++++ Document segment ++++
Coaxial Connector Guide And Grounding Structure

Abstract

A grid structure is provided defining rows and columns of square openings therein which when connected to a circuit board provides a guide means for positively indexing coaxial wire terminals with contact pins extending from terminals on the circuit board. The grid structure also serves as a common grounding means for the shield conductor of each of the coaxial wires.

Description

This invention relates to a coaxial connector guide and grounding structure and more particularly to a grid structure for guiding coaxial wire terminating contacts into engagement with complementary contacts and for providing a common ground for the shield conductors of the coaxial wires.

With the continuing trend toward miniaturization of electronic components and circuits, it has become necessary to provide a greater number of electrical connections in a very small space. For example, it has become desirable to be able to make connections to a circuit board on 0.050-inch centers. The usual way of making such connections is to make a solder connection to a contact pin extending from a terminal on the circuit board. These contact pins are extremely small and delicate. It has become extremely difficult to make a connection to these closely packed pins without some more positive guide means. The problem is especially critical in connection with coaxial wires which require separate termination to two pins on the board. The center conductor must be connected as well as the shield conductor. For example, a coaxial line connector is shown in U.S. Pat. No. 3,179,914, which shows two separate contacts 38 and 28. One of these contacts is the center conductor or signal conductor contact while the other is the shield or braid conductor contact. It will be readily appreciated that separate contact means are needed to engage each of the contacts of the connector to complete the connection.
++++ Exercise inputs ++++
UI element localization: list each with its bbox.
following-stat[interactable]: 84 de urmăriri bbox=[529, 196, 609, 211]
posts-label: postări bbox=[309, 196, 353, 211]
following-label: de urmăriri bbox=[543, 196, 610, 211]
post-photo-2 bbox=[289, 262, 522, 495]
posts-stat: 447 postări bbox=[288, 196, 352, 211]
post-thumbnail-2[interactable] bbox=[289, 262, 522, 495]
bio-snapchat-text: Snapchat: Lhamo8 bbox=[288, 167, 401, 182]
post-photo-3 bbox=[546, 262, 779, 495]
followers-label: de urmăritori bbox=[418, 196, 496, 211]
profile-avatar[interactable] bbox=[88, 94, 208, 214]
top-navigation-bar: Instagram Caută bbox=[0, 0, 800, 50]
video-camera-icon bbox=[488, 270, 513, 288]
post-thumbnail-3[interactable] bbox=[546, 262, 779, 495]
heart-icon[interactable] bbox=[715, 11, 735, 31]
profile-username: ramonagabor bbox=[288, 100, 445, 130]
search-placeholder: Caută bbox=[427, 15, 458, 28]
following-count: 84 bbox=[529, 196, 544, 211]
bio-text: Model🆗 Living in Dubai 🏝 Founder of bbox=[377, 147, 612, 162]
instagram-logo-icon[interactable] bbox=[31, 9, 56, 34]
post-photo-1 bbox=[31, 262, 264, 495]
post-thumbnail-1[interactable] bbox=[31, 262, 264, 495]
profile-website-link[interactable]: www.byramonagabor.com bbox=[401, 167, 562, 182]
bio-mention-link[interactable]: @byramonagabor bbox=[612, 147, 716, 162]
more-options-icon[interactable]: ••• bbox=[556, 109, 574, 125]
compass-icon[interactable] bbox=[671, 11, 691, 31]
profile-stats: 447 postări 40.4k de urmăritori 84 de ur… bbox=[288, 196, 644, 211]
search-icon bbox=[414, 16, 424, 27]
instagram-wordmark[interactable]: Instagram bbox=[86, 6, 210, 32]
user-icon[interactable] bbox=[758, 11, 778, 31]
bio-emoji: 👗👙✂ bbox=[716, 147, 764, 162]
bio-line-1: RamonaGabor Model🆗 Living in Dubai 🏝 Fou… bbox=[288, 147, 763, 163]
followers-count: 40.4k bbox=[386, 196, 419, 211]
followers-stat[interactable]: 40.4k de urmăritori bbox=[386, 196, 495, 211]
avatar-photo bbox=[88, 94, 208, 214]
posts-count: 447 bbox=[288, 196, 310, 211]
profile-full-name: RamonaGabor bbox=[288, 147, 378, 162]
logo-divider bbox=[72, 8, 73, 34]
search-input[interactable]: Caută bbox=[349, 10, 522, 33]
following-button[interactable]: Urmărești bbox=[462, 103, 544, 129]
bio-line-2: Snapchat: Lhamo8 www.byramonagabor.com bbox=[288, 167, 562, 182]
++++
* **Aim 1**
Reproduce the records verbatim, everything from their first line down to the line containing "heart-icon[interactable] bbox=[715, 11, 735, 31]", with both of those lines included.
* **Aim 2**
Carry on the coaxial connector description from the point where it ends.
The coaxial connector description and the records have nothing to do with each other.

* **Result 1**
UI element localization: list each with its bbox.
following-stat[interactable]: 84 de urmăriri bbox=[529, 196, 609, 211]
posts-label: postări bbox=[309, 196, 353, 211]
following-label: de urmăriri bbox=[543, 196, 610, 211]
post-photo-2 bbox=[289, 262, 522, 495]
posts-stat: 447 postări bbox=[288, 196, 352, 211]
post-thumbnail-2[interactable] bbox=[289, 262, 522, 495]
bio-snapchat-text: Snapchat: Lhamo8 bbox=[288, 167, 401, 182]
post-photo-3 bbox=[546, 262, 779, 495]
followers-label: de urmăritori bbox=[418, 196, 496, 211]
profile-avatar[interactable] bbox=[88, 94, 208, 214]
top-navigation-bar: Instagram Caută bbox=[0, 0, 800, 50]
video-camera-icon bbox=[488, 270, 513, 288]
post-thumbnail-3[interactable] bbox=[546, 262, 779, 495]
heart-icon[interactable] bbox=[715, 11, 735, 31]

* **Result 2**
Accordingly, it is the main object of the present invention to provide a coaxial wire connector means which can be terminated to a circuit board through one contact pin.

It is another object of the present invention to provide a coaxial connector guide means for guiding a coaxial cable terminator into positive engagement with a complementary contact.

It is a further object of the invention to provide a coaxial connector guide means which also serves as a common grounding structure for the shield conductors of the coaxial wires.

It is another object of the present invention to provide a coaxial connector guide means and common grounding structure which is constructed of strips which are easily engageable into a locked grid structure and which are manufacturable economically utilizing known mass production techniques.

The invention includes a combination of a coaxial wire connector guide and shield grounding structure having a grid structure which defines small equal size apertures therein. The grid structure is connected to an electrical unit which has a plurality of contact terminals extending therefrom. Each of the apertures in the grid structure surrounds a different one of the contact means extending from the unit but is spaced therefrom so that there is no contact therebetween. Coaxial wire terminators having signal wire contact means are provided for connection to respective contact terminals on said electrical unit. The coaxial wire terminators each include a shield potential sleeve forming the outer wall of the terminator and being slightly smaller in width than said apertures so as to be guided therein into positive engagement with a contact terminal of the electrical unit. At least one of the grid walls of each of said apertures is electrically conductive and connected to ground. A further contact means is provided between the coaxial wire terminator shield potential sleeve and one or more of the electrically conductive grid walls of the aperture.

The foregoing and other objects, features and advantages of the invention will be apparent from the following more particular description of a preferred embodiment of the invention, as illustrated in the accompanying drawings.

FIG. 1 is a perspective expanded view of a grid structure, circuit board and coaxial wire terminator.

FIG. 2 is a perspective view of strips out of which the grid structure is formed and illustrating their interconnecting means.

FIG. 3 is a cross-sectional view of an aperture in the grid structure showing the male contact and the coaxial cable terminator to be plugged therein.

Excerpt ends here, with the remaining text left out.